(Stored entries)
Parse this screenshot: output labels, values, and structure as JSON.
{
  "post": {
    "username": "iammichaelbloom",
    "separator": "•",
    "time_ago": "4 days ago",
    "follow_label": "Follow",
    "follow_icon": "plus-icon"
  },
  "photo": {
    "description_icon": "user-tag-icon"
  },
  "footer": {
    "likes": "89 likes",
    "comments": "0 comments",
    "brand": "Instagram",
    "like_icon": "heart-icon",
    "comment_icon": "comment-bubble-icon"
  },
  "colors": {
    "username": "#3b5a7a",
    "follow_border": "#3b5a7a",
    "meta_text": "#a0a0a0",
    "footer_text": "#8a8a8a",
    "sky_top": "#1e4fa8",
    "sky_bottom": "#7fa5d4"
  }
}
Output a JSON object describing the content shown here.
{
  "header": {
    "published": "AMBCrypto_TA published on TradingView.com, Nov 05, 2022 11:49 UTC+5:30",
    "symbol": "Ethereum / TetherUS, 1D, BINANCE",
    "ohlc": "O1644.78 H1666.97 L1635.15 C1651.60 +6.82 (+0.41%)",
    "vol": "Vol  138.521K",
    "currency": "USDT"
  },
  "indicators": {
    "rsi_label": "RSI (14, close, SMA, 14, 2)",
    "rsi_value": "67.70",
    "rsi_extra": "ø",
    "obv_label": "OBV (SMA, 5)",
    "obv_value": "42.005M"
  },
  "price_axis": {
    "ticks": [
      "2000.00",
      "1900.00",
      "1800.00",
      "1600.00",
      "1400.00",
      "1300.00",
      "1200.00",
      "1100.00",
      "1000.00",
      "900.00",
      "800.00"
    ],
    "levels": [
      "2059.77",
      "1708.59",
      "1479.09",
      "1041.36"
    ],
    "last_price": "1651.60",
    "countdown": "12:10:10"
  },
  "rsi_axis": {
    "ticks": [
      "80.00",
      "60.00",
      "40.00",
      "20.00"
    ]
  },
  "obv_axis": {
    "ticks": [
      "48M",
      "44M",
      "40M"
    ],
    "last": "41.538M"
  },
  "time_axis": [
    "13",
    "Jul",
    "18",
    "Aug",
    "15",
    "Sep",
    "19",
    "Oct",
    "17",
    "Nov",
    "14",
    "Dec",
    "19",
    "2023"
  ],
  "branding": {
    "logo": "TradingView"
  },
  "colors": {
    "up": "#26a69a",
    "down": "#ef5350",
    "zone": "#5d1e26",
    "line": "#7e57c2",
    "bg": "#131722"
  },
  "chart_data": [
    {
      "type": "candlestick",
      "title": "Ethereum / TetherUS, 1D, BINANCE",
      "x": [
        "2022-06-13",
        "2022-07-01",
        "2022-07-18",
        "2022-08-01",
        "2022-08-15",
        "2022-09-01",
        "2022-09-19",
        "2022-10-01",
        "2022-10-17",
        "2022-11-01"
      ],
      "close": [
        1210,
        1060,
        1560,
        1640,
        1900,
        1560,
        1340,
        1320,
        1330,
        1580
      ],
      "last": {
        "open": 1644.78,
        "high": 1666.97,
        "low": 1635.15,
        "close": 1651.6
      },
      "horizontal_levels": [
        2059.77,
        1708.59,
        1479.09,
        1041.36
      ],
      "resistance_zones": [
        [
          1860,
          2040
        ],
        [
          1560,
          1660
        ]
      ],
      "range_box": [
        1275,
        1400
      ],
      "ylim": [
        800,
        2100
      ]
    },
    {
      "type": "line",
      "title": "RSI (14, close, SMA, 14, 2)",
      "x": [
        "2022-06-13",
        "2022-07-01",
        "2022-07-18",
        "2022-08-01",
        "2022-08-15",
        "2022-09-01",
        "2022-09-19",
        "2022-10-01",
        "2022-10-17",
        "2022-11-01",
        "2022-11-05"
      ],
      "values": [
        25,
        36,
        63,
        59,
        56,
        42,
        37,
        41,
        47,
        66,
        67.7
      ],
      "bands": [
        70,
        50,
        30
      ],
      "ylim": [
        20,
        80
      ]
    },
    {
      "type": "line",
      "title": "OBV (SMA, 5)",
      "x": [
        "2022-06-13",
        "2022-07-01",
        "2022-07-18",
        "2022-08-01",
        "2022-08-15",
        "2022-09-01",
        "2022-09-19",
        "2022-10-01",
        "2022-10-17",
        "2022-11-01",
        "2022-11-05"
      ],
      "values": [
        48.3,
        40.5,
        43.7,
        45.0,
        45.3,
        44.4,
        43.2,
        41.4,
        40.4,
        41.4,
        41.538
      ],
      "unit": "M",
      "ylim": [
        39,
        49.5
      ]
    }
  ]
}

TASK DESCRIPTION » Filter the entries down to the lines containing "TradingView". Copy each of those lines.

SOLVED PROBLEM »
    "published": "AMBCrypto_TA published on TradingView.com, Nov 05, 2022 11:49 UTC+5:30",
    "logo": "TradingView"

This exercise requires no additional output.